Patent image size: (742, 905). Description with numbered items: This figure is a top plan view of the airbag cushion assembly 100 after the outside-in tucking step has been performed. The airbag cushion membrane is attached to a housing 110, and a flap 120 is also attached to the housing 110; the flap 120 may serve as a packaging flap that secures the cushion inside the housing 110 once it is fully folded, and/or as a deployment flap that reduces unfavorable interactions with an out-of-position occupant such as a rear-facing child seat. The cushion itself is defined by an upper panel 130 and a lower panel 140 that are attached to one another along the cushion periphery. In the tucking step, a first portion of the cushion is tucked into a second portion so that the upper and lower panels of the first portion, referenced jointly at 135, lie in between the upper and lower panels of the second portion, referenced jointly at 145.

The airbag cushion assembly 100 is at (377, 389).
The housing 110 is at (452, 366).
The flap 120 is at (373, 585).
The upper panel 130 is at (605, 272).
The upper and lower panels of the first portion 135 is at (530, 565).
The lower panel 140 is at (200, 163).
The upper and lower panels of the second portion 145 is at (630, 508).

Instructions for the task —
Show each line of the records above that contains the word "airbag".

The response —
Patent image size: (742, 905). Description with numbered items: This figure is a top plan view of the airbag cushion assembly 100 after the outside-in tucking step has been performed. The airbag cushion membrane is attached to a housing 110, and a flap 120 is also attached to the housing 110; the flap 120 may serve as a packaging flap that secures the cushion inside the housing 110 once it is fully folded, and/or as a deployment flap that reduces unfavorable interactions with an out-of-position occupant such as a rear-facing child seat. The cushion itself is defined by an upper panel 130 and a lower panel 140 that are attached to one another along the cushion periphery. In the tucking step, a first portion of the cushion is tucked into a second portion so that the upper and lower panels of the first portion, referenced jointly at 135, lie in between the upper and lower panels of the second portion, referenced jointly at 145.
The airbag cushion assembly 100 is at (377, 389).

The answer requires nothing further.